◆ **Exercise**
Echo each of the lines below word for word, leaving the pictures out of your answer.

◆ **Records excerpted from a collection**
######
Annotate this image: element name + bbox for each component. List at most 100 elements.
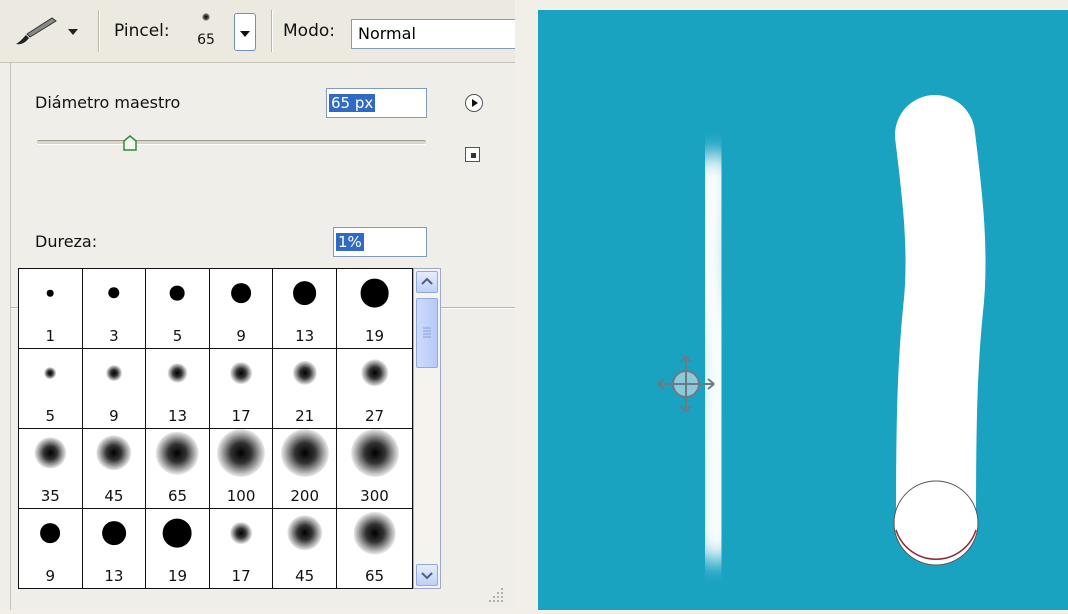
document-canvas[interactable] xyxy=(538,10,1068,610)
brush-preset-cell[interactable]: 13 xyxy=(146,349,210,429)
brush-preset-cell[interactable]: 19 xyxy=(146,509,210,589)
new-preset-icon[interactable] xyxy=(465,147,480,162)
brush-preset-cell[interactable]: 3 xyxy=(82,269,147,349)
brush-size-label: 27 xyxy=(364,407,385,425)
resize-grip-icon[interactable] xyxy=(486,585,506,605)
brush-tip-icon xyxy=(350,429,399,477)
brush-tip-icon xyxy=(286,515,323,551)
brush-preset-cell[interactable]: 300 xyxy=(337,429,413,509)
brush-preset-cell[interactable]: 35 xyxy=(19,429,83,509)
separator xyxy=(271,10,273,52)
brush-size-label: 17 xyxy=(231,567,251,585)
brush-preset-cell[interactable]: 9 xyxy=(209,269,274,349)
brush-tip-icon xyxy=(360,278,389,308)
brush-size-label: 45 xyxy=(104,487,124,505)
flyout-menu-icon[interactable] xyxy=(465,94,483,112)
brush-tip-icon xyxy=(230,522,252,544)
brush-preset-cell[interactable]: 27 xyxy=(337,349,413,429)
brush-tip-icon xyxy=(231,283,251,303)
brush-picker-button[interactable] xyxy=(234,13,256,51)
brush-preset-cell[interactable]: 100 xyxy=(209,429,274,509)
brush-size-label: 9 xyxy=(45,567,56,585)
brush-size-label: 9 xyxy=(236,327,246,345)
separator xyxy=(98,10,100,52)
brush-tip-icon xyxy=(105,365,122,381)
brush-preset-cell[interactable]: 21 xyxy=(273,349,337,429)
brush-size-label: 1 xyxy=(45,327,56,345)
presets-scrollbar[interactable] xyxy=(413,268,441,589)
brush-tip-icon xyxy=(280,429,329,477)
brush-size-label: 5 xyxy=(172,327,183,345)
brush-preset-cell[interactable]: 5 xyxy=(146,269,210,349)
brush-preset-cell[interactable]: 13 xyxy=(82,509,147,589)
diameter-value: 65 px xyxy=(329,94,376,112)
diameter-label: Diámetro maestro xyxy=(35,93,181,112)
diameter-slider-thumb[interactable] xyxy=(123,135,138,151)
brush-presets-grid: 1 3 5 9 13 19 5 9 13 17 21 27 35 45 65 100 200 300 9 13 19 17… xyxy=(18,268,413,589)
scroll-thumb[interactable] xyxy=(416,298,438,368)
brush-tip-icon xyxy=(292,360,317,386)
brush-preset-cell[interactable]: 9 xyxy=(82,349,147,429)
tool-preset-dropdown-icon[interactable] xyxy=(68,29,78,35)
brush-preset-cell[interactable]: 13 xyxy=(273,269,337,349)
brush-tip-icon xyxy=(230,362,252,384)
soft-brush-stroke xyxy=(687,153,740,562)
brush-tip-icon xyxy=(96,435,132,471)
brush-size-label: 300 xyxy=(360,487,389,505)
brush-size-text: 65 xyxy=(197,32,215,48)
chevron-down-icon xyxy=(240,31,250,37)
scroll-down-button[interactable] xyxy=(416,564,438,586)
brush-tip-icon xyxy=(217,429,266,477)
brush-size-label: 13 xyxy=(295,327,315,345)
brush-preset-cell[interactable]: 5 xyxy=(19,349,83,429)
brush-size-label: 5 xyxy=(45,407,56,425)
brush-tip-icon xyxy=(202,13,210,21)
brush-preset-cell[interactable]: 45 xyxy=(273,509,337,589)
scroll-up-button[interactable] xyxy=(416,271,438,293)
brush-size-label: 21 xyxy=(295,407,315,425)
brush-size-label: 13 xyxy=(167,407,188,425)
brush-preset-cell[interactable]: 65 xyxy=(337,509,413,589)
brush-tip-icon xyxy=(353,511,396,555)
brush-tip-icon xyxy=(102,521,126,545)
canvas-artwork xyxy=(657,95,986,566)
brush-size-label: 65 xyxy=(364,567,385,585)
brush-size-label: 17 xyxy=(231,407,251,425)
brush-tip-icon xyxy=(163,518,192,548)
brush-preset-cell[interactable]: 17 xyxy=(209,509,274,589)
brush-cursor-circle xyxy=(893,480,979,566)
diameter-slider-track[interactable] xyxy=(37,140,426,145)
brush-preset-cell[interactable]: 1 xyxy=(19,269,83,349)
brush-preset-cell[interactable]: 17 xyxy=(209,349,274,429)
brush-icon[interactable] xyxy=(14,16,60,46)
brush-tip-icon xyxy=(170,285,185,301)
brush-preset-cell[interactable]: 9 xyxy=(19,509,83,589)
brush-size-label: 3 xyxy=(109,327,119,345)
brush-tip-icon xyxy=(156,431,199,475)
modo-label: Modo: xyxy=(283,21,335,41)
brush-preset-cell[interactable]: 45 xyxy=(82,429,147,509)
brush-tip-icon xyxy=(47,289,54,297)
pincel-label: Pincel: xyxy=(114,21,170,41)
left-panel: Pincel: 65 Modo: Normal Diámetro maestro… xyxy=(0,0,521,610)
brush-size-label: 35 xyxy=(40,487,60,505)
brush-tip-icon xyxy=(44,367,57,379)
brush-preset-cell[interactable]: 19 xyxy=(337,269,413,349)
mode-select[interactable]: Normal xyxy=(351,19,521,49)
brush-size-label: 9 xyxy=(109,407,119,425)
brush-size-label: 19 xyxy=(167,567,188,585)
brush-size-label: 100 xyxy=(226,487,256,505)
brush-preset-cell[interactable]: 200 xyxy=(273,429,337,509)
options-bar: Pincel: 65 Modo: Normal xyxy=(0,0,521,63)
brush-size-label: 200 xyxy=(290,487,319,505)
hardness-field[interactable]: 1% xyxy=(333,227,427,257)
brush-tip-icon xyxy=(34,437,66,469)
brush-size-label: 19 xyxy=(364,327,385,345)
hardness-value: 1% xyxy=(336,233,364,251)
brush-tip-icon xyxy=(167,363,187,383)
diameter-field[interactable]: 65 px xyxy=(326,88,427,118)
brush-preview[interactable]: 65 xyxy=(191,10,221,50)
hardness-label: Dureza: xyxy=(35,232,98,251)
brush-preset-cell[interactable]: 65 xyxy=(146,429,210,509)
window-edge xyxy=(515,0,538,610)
######
◆ **Exercise response**
Annotate this image: element name + bbox for each component. List at most 100 elements.
document-canvas[interactable] xyxy=(538,10,1068,610)
brush-preset-cell[interactable]: 13 xyxy=(146,349,210,429)
brush-preset-cell[interactable]: 19 xyxy=(146,509,210,589)
new-preset-icon[interactable] xyxy=(465,147,480,162)
brush-preset-cell[interactable]: 3 xyxy=(82,269,147,349)
brush-size-label: 27 xyxy=(364,407,385,425)
resize-grip-icon[interactable] xyxy=(486,585,506,605)
brush-tip-icon xyxy=(350,429,399,477)
brush-tip-icon xyxy=(286,515,323,551)
brush-preset-cell[interactable]: 300 xyxy=(337,429,413,509)
brush-preset-cell[interactable]: 35 xyxy=(19,429,83,509)
separator xyxy=(271,10,273,52)
brush-size-label: 17 xyxy=(231,567,251,585)
brush-preset-cell[interactable]: 9 xyxy=(209,269,274,349)
brush-tip-icon xyxy=(360,278,389,308)
brush-size-label: 45 xyxy=(104,487,124,505)
flyout-menu-icon[interactable] xyxy=(465,94,483,112)
brush-tip-icon xyxy=(230,522,252,544)
brush-preset-cell[interactable]: 27 xyxy=(337,349,413,429)
brush-tip-icon xyxy=(231,283,251,303)
brush-picker-button[interactable] xyxy=(234,13,256,51)
brush-preset-cell[interactable]: 100 xyxy=(209,429,274,509)
brush-size-label: 9 xyxy=(45,567,56,585)
brush-size-label: 9 xyxy=(236,327,246,345)
separator xyxy=(98,10,100,52)
brush-tip-icon xyxy=(105,365,122,381)
brush-preset-cell[interactable]: 21 xyxy=(273,349,337,429)
brush-size-label: 1 xyxy=(45,327,56,345)
presets-scrollbar[interactable] xyxy=(413,268,441,589)
brush-tip-icon xyxy=(280,429,329,477)
brush-size-label: 5 xyxy=(172,327,183,345)
brush-preset-cell[interactable]: 5 xyxy=(146,269,210,349)
brush-preset-cell[interactable]: 13 xyxy=(82,509,147,589)
diameter-value: 65 px xyxy=(329,94,376,112)
diameter-label: Diámetro maestro xyxy=(35,93,181,112)
diameter-slider-thumb[interactable] xyxy=(123,135,138,151)
brush-presets-grid: 1 3 5 9 13 19 5 9 13 17 21 27 35 45 65 100 200 300 9 13 19 17… xyxy=(18,268,413,589)
scroll-thumb[interactable] xyxy=(416,298,438,368)
brush-tip-icon xyxy=(292,360,317,386)
brush-preset-cell[interactable]: 9 xyxy=(82,349,147,429)
tool-preset-dropdown-icon[interactable] xyxy=(68,29,78,35)
brush-preset-cell[interactable]: 13 xyxy=(273,269,337,349)
brush-tip-icon xyxy=(230,362,252,384)
soft-brush-stroke xyxy=(687,153,740,562)
brush-tip-icon xyxy=(96,435,132,471)
brush-size-label: 300 xyxy=(360,487,389,505)
brush-size-text: 65 xyxy=(197,32,215,48)
chevron-down-icon xyxy=(240,31,250,37)
scroll-down-button[interactable] xyxy=(416,564,438,586)
brush-tip-icon xyxy=(217,429,266,477)
brush-size-label: 13 xyxy=(295,327,315,345)
brush-preset-cell[interactable]: 5 xyxy=(19,349,83,429)
brush-size-label: 5 xyxy=(45,407,56,425)
brush-tip-icon xyxy=(202,13,210,21)
brush-preset-cell[interactable]: 45 xyxy=(273,509,337,589)
scroll-up-button[interactable] xyxy=(416,271,438,293)
brush-size-label: 21 xyxy=(295,407,315,425)
brush-size-label: 13 xyxy=(167,407,188,425)
brush-preset-cell[interactable]: 65 xyxy=(337,509,413,589)
brush-tip-icon xyxy=(353,511,396,555)
brush-tip-icon xyxy=(102,521,126,545)
canvas-artwork xyxy=(657,95,986,566)
brush-size-label: 65 xyxy=(364,567,385,585)
brush-size-label: 17 xyxy=(231,407,251,425)
brush-tip-icon xyxy=(163,518,192,548)
brush-preset-cell[interactable]: 17 xyxy=(209,509,274,589)
brush-cursor-circle xyxy=(893,480,979,566)
diameter-slider-track[interactable] xyxy=(37,140,426,145)
brush-preset-cell[interactable]: 1 xyxy=(19,269,83,349)
brush-preset-cell[interactable]: 17 xyxy=(209,349,274,429)
brush-icon[interactable] xyxy=(14,16,60,46)
brush-tip-icon xyxy=(170,285,185,301)
brush-preset-cell[interactable]: 9 xyxy=(19,509,83,589)
brush-size-label: 3 xyxy=(109,327,119,345)
brush-tip-icon xyxy=(156,431,199,475)
modo-label: Modo: xyxy=(283,21,335,41)
brush-preset-cell[interactable]: 45 xyxy=(82,429,147,509)
brush-tip-icon xyxy=(47,289,54,297)
pincel-label: Pincel: xyxy=(114,21,170,41)
left-panel: Pincel: 65 Modo: Normal Diámetro maestro… xyxy=(0,0,521,610)
brush-size-label: 35 xyxy=(40,487,60,505)
brush-tip-icon xyxy=(44,367,57,379)
brush-preset-cell[interactable]: 19 xyxy=(337,269,413,349)
mode-select[interactable]: Normal xyxy=(351,19,521,49)
brush-size-label: 9 xyxy=(109,407,119,425)
brush-size-label: 19 xyxy=(167,567,188,585)
brush-size-label: 100 xyxy=(226,487,256,505)
brush-preset-cell[interactable]: 200 xyxy=(273,429,337,509)
options-bar: Pincel: 65 Modo: Normal xyxy=(0,0,521,63)
brush-size-label: 200 xyxy=(290,487,319,505)
hardness-field[interactable]: 1% xyxy=(333,227,427,257)
brush-tip-icon xyxy=(34,437,66,469)
brush-size-label: 19 xyxy=(364,327,385,345)
hardness-value: 1% xyxy=(336,233,364,251)
brush-tip-icon xyxy=(167,363,187,383)
diameter-field[interactable]: 65 px xyxy=(326,88,427,118)
brush-preview[interactable]: 65 xyxy=(191,10,221,50)
hardness-label: Dureza: xyxy=(35,232,98,251)
brush-preset-cell[interactable]: 65 xyxy=(146,429,210,509)
window-edge xyxy=(515,0,538,610)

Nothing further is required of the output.